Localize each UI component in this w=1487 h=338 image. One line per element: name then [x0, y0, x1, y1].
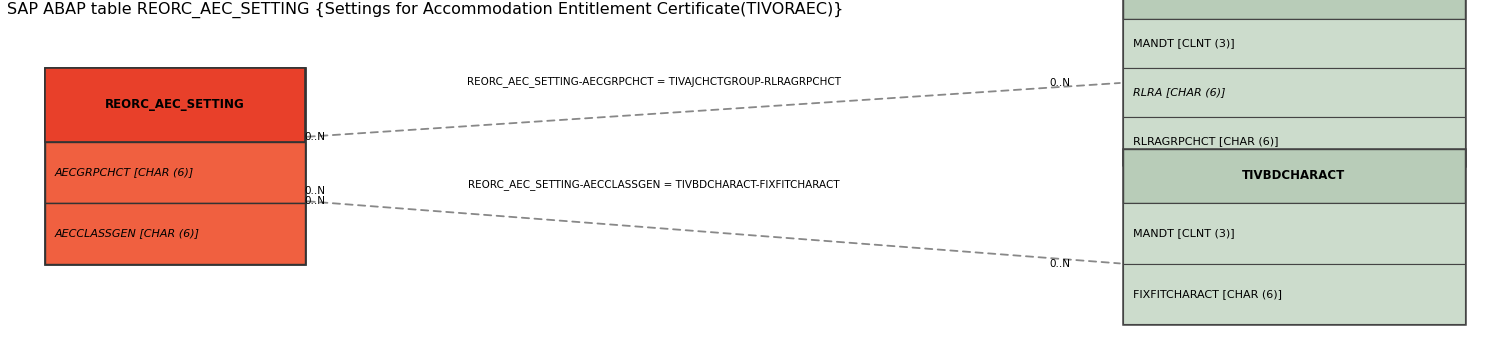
- Text: 0..N: 0..N: [1050, 259, 1071, 269]
- Text: MANDT [CLNT (3)]: MANDT [CLNT (3)]: [1133, 228, 1234, 238]
- Text: 0..N: 0..N: [305, 186, 326, 196]
- FancyBboxPatch shape: [1123, 149, 1465, 203]
- Text: RLRA [CHAR (6)]: RLRA [CHAR (6)]: [1133, 87, 1225, 97]
- FancyBboxPatch shape: [1123, 264, 1465, 324]
- Text: 0..N: 0..N: [305, 196, 326, 206]
- FancyBboxPatch shape: [45, 68, 305, 142]
- Text: RLRAGRPCHCT [CHAR (6)]: RLRAGRPCHCT [CHAR (6)]: [1133, 136, 1279, 146]
- FancyBboxPatch shape: [45, 203, 305, 264]
- FancyBboxPatch shape: [45, 142, 305, 203]
- FancyBboxPatch shape: [1123, 19, 1465, 68]
- Text: REORC_AEC_SETTING: REORC_AEC_SETTING: [106, 98, 244, 111]
- Text: AECCLASSGEN [CHAR (6)]: AECCLASSGEN [CHAR (6)]: [55, 228, 201, 238]
- Text: 0..N: 0..N: [1050, 78, 1071, 88]
- FancyBboxPatch shape: [1123, 0, 1465, 19]
- Text: REORC_AEC_SETTING-AECCLASSGEN = TIVBDCHARACT-FIXFITCHARACT: REORC_AEC_SETTING-AECCLASSGEN = TIVBDCHA…: [468, 179, 840, 190]
- FancyBboxPatch shape: [1123, 203, 1465, 264]
- Text: MANDT [CLNT (3)]: MANDT [CLNT (3)]: [1133, 38, 1234, 48]
- Text: SAP ABAP table REORC_AEC_SETTING {Settings for Accommodation Entitlement Certifi: SAP ABAP table REORC_AEC_SETTING {Settin…: [7, 2, 843, 18]
- FancyBboxPatch shape: [1123, 117, 1465, 166]
- Text: FIXFITCHARACT [CHAR (6)]: FIXFITCHARACT [CHAR (6)]: [1133, 289, 1282, 299]
- Text: TIVBDCHARACT: TIVBDCHARACT: [1242, 169, 1346, 182]
- Text: REORC_AEC_SETTING-AECGRPCHCT = TIVAJCHCTGROUP-RLRAGRPCHCT: REORC_AEC_SETTING-AECGRPCHCT = TIVAJCHCT…: [467, 76, 842, 87]
- Text: 0..N: 0..N: [305, 132, 326, 142]
- Text: AECGRPCHCT [CHAR (6)]: AECGRPCHCT [CHAR (6)]: [55, 167, 195, 177]
- FancyBboxPatch shape: [1123, 68, 1465, 117]
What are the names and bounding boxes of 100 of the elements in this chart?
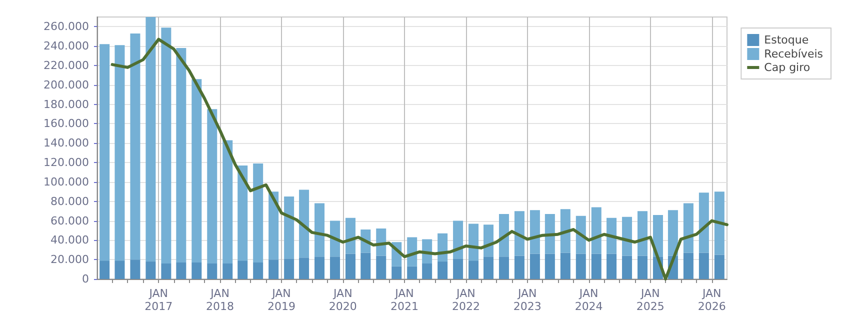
line-series (110, 38, 728, 280)
bar (360, 252, 371, 279)
bar (606, 218, 617, 254)
legend-label: Cap giro (764, 61, 810, 74)
bar (100, 44, 110, 261)
bar (176, 48, 186, 263)
bar (560, 209, 570, 253)
x-tick-label: JAN 2020 (328, 287, 357, 313)
bar (468, 260, 479, 279)
legend-label: Recebíveis (764, 48, 824, 60)
bar (714, 192, 724, 255)
bar (130, 260, 140, 279)
y-tick-label: 80.000 (50, 194, 89, 208)
bar (314, 256, 325, 279)
bar (638, 256, 648, 279)
bar (392, 266, 402, 279)
bar (498, 256, 509, 279)
bar (146, 262, 156, 279)
bar (268, 260, 279, 279)
bar (284, 196, 294, 259)
bar (606, 254, 617, 279)
bar (453, 220, 464, 259)
bar (345, 254, 356, 279)
y-tick-label: 60.000 (50, 214, 89, 228)
bar (376, 256, 386, 279)
bar (698, 192, 709, 253)
bar (683, 203, 694, 253)
bar (100, 260, 110, 279)
x-tick-label: JAN 2022 (452, 287, 480, 313)
bar (591, 207, 602, 254)
bar (299, 190, 310, 258)
bar (576, 254, 586, 279)
bar (130, 33, 140, 260)
bar (238, 260, 248, 279)
x-tick-label: JAN 2018 (206, 287, 234, 313)
bar (222, 263, 233, 279)
y-tick-label: 260.000 (44, 20, 89, 34)
y-tick-label: 240.000 (44, 40, 89, 53)
bar (207, 263, 218, 279)
bar (438, 262, 448, 279)
bar (422, 263, 432, 279)
bar (622, 256, 632, 279)
bar (238, 165, 248, 261)
x-tick-label: JAN 2026 (698, 287, 726, 313)
x-tick-label: JAN 2023 (513, 287, 542, 313)
y-tick-label: 160.000 (44, 117, 89, 130)
bar (253, 164, 264, 263)
bar (407, 266, 418, 279)
bar (576, 216, 586, 254)
bar (530, 254, 540, 279)
bar (345, 218, 356, 254)
y-tick-label: 120.000 (44, 156, 89, 170)
bar (314, 203, 325, 257)
x-tick-label: JAN 2024 (574, 287, 603, 313)
bar (530, 210, 540, 254)
bar (146, 17, 156, 262)
bar (514, 256, 524, 279)
bar (161, 28, 172, 264)
bar (114, 260, 125, 279)
y-tick-label: 220.000 (44, 59, 89, 72)
bar (638, 211, 648, 256)
legend-label: Estoque (764, 34, 809, 46)
x-tick-label: JAN 2025 (636, 287, 664, 313)
y-tick-label: 180.000 (44, 98, 89, 111)
y-tick-label: 40.000 (50, 234, 89, 247)
bar (560, 252, 570, 279)
bar (268, 192, 279, 260)
bar (484, 256, 494, 279)
x-tick-label: JAN 2019 (267, 287, 296, 313)
y-tick-label: 100.000 (44, 175, 89, 188)
bar (330, 256, 340, 279)
bar (207, 109, 218, 264)
bar (698, 252, 709, 279)
bar (299, 258, 310, 279)
bar (591, 254, 602, 279)
bar (498, 214, 509, 257)
y-tick-label: 200.000 (44, 78, 89, 92)
bar (284, 258, 294, 279)
bar (114, 45, 125, 261)
bar (222, 140, 233, 264)
bar (652, 214, 663, 257)
bar (453, 258, 464, 279)
bar (176, 262, 186, 279)
bar (468, 224, 479, 261)
bar (253, 262, 264, 279)
bar (714, 254, 724, 279)
bar (668, 210, 678, 256)
bar (544, 214, 555, 254)
bar (192, 262, 202, 279)
bar (161, 263, 172, 279)
y-tick-label: 140.000 (44, 136, 89, 150)
bar (514, 211, 524, 256)
x-tick-label: JAN 2017 (144, 287, 173, 313)
bar (330, 220, 340, 257)
x-tick-label: JAN 2021 (390, 287, 419, 313)
bar (683, 252, 694, 279)
bar (192, 79, 202, 263)
y-tick-label: 0 (82, 272, 89, 286)
bar (622, 216, 632, 256)
y-tick-label: 20.000 (50, 253, 89, 266)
□ □ □ □ □ □ □
Please copy the whole listing above word for word, leaving out the pictures.

Answer to this problem →
Localize each UI component in this w=1487 h=338 image. One line per element: name then [x0, y0, x1, y1].
- Text: 0..N: 0..N: [1050, 259, 1071, 269]
- Text: MANDT [CLNT (3)]: MANDT [CLNT (3)]: [1133, 228, 1234, 238]
- Text: 0..N: 0..N: [305, 186, 326, 196]
- FancyBboxPatch shape: [1123, 149, 1465, 203]
- Text: RLRA [CHAR (6)]: RLRA [CHAR (6)]: [1133, 87, 1225, 97]
- FancyBboxPatch shape: [1123, 264, 1465, 324]
- Text: 0..N: 0..N: [305, 196, 326, 206]
- FancyBboxPatch shape: [45, 68, 305, 142]
- Text: RLRAGRPCHCT [CHAR (6)]: RLRAGRPCHCT [CHAR (6)]: [1133, 136, 1279, 146]
- FancyBboxPatch shape: [45, 203, 305, 264]
- FancyBboxPatch shape: [45, 142, 305, 203]
- FancyBboxPatch shape: [1123, 19, 1465, 68]
- Text: REORC_AEC_SETTING: REORC_AEC_SETTING: [106, 98, 244, 111]
- Text: AECCLASSGEN [CHAR (6)]: AECCLASSGEN [CHAR (6)]: [55, 228, 201, 238]
- Text: 0..N: 0..N: [1050, 78, 1071, 88]
- FancyBboxPatch shape: [1123, 0, 1465, 19]
- Text: REORC_AEC_SETTING-AECCLASSGEN = TIVBDCHARACT-FIXFITCHARACT: REORC_AEC_SETTING-AECCLASSGEN = TIVBDCHA…: [468, 179, 840, 190]
- FancyBboxPatch shape: [1123, 203, 1465, 264]
- Text: MANDT [CLNT (3)]: MANDT [CLNT (3)]: [1133, 38, 1234, 48]
- Text: SAP ABAP table REORC_AEC_SETTING {Settings for Accommodation Entitlement Certifi: SAP ABAP table REORC_AEC_SETTING {Settin…: [7, 2, 843, 18]
- FancyBboxPatch shape: [1123, 117, 1465, 166]
- Text: FIXFITCHARACT [CHAR (6)]: FIXFITCHARACT [CHAR (6)]: [1133, 289, 1282, 299]
- Text: TIVBDCHARACT: TIVBDCHARACT: [1242, 169, 1346, 182]
- Text: REORC_AEC_SETTING-AECGRPCHCT = TIVAJCHCTGROUP-RLRAGRPCHCT: REORC_AEC_SETTING-AECGRPCHCT = TIVAJCHCT…: [467, 76, 842, 87]
- Text: 0..N: 0..N: [305, 132, 326, 142]
- Text: AECGRPCHCT [CHAR (6)]: AECGRPCHCT [CHAR (6)]: [55, 167, 195, 177]
- FancyBboxPatch shape: [1123, 68, 1465, 117]
What are the names and bounding boxes of 100 of the elements in this chart?
line-series (110, 38, 728, 280)
bar (360, 252, 371, 279)
bar (606, 218, 617, 254)
legend-label: Cap giro (764, 61, 810, 74)
bar (100, 44, 110, 261)
bar (176, 48, 186, 263)
bar (560, 209, 570, 253)
x-tick-label: JAN 2020 (328, 287, 357, 313)
bar (468, 260, 479, 279)
legend-label: Recebíveis (764, 48, 824, 60)
bar (714, 192, 724, 255)
bar (130, 260, 140, 279)
y-tick-label: 80.000 (50, 194, 89, 208)
bar (314, 256, 325, 279)
bar (638, 256, 648, 279)
bar (392, 266, 402, 279)
bar (498, 256, 509, 279)
bar (146, 262, 156, 279)
bar (268, 260, 279, 279)
bar (284, 196, 294, 259)
bar (606, 254, 617, 279)
bar (453, 220, 464, 259)
bar (345, 254, 356, 279)
y-tick-label: 60.000 (50, 214, 89, 228)
bar (376, 256, 386, 279)
bar (698, 192, 709, 253)
bar (683, 203, 694, 253)
bar (100, 260, 110, 279)
x-tick-label: JAN 2022 (452, 287, 480, 313)
bar (591, 207, 602, 254)
bar (299, 190, 310, 258)
bar (576, 254, 586, 279)
bar (130, 33, 140, 260)
bar (238, 260, 248, 279)
x-tick-label: JAN 2018 (206, 287, 234, 313)
bar (222, 263, 233, 279)
y-tick-label: 260.000 (44, 20, 89, 34)
y-tick-label: 240.000 (44, 40, 89, 53)
bar (207, 263, 218, 279)
bar (438, 262, 448, 279)
bar (422, 263, 432, 279)
bar (622, 256, 632, 279)
bar (238, 165, 248, 261)
x-tick-label: JAN 2026 (698, 287, 726, 313)
x-tick-label: JAN 2023 (513, 287, 542, 313)
y-tick-label: 160.000 (44, 117, 89, 130)
bar (253, 164, 264, 263)
bar (407, 266, 418, 279)
bar (576, 216, 586, 254)
bar (530, 254, 540, 279)
bar (345, 218, 356, 254)
y-tick-label: 120.000 (44, 156, 89, 170)
bar (314, 203, 325, 257)
x-tick-label: JAN 2024 (574, 287, 603, 313)
bar (530, 210, 540, 254)
bar (146, 17, 156, 262)
bar (514, 256, 524, 279)
bar (161, 28, 172, 264)
bar (114, 260, 125, 279)
y-tick-label: 220.000 (44, 59, 89, 72)
bar (638, 211, 648, 256)
legend-label: Estoque (764, 34, 809, 46)
x-tick-label: JAN 2025 (636, 287, 664, 313)
y-tick-label: 180.000 (44, 98, 89, 111)
y-tick-label: 40.000 (50, 234, 89, 247)
bar (560, 252, 570, 279)
bar (268, 192, 279, 260)
bar (484, 256, 494, 279)
x-tick-label: JAN 2019 (267, 287, 296, 313)
y-tick-label: 100.000 (44, 175, 89, 188)
bar (330, 256, 340, 279)
bar (207, 109, 218, 264)
bar (698, 252, 709, 279)
bar (299, 258, 310, 279)
bar (591, 254, 602, 279)
bar (498, 214, 509, 257)
y-tick-label: 200.000 (44, 78, 89, 92)
bar (284, 258, 294, 279)
bar (114, 45, 125, 261)
bar (222, 140, 233, 264)
bar (652, 214, 663, 257)
bar (453, 258, 464, 279)
bar (176, 262, 186, 279)
bar (468, 224, 479, 261)
bar (253, 262, 264, 279)
bar (714, 254, 724, 279)
bar (668, 210, 678, 256)
bar (544, 214, 555, 254)
bar (192, 262, 202, 279)
bar (161, 263, 172, 279)
y-tick-label: 140.000 (44, 136, 89, 150)
bar (514, 211, 524, 256)
x-tick-label: JAN 2017 (144, 287, 173, 313)
bar (330, 220, 340, 257)
x-tick-label: JAN 2021 (390, 287, 419, 313)
bar (683, 252, 694, 279)
bar (192, 79, 202, 263)
y-tick-label: 0 (82, 272, 89, 286)
bar (622, 216, 632, 256)
y-tick-label: 20.000 (50, 253, 89, 266)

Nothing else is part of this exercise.